:: Records provided ::
=-=-=
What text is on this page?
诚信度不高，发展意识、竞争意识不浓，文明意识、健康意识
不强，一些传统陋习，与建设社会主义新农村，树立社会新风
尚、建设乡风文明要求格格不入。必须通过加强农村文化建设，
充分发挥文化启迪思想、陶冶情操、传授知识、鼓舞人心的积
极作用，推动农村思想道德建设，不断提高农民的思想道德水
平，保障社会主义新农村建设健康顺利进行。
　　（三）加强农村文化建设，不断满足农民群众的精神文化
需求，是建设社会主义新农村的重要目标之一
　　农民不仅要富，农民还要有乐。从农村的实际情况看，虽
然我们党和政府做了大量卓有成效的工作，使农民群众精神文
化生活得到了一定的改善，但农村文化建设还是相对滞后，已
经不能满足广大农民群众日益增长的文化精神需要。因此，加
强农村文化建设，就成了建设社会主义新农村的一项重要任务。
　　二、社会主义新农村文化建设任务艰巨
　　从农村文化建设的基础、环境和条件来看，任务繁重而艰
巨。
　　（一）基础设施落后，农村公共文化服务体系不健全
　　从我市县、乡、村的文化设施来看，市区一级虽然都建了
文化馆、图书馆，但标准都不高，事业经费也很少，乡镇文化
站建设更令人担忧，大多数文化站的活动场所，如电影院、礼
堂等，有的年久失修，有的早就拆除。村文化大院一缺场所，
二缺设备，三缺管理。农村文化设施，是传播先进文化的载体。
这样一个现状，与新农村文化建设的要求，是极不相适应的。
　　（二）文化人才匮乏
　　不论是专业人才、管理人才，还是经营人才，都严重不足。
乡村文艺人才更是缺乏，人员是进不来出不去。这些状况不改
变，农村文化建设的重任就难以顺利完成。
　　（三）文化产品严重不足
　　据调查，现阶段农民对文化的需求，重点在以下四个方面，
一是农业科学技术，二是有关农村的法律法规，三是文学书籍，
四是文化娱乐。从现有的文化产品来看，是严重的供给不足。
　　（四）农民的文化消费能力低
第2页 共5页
=-=-=
:: Problem statement ::
Retype the data exactly as given.

:: Reply to the exercise ::
What text is on this page?
诚信度不高，发展意识、竞争意识不浓，文明意识、健康意识
不强，一些传统陋习，与建设社会主义新农村，树立社会新风
尚、建设乡风文明要求格格不入。必须通过加强农村文化建设，
充分发挥文化启迪思想、陶冶情操、传授知识、鼓舞人心的积
极作用，推动农村思想道德建设，不断提高农民的思想道德水
平，保障社会主义新农村建设健康顺利进行。
　　（三）加强农村文化建设，不断满足农民群众的精神文化
需求，是建设社会主义新农村的重要目标之一
　　农民不仅要富，农民还要有乐。从农村的实际情况看，虽
然我们党和政府做了大量卓有成效的工作，使农民群众精神文
化生活得到了一定的改善，但农村文化建设还是相对滞后，已
经不能满足广大农民群众日益增长的文化精神需要。因此，加
强农村文化建设，就成了建设社会主义新农村的一项重要任务。
　　二、社会主义新农村文化建设任务艰巨
　　从农村文化建设的基础、环境和条件来看，任务繁重而艰
巨。
　　（一）基础设施落后，农村公共文化服务体系不健全
　　从我市县、乡、村的文化设施来看，市区一级虽然都建了
文化馆、图书馆，但标准都不高，事业经费也很少，乡镇文化
站建设更令人担忧，大多数文化站的活动场所，如电影院、礼
堂等，有的年久失修，有的早就拆除。村文化大院一缺场所，
二缺设备，三缺管理。农村文化设施，是传播先进文化的载体。
这样一个现状，与新农村文化建设的要求，是极不相适应的。
　　（二）文化人才匮乏
　　不论是专业人才、管理人才，还是经营人才，都严重不足。
乡村文艺人才更是缺乏，人员是进不来出不去。这些状况不改
变，农村文化建设的重任就难以顺利完成。
　　（三）文化产品严重不足
　　据调查，现阶段农民对文化的需求，重点在以下四个方面，
一是农业科学技术，二是有关农村的法律法规，三是文学书籍，
四是文化娱乐。从现有的文化产品来看，是严重的供给不足。
　　（四）农民的文化消费能力低
第2页 共5页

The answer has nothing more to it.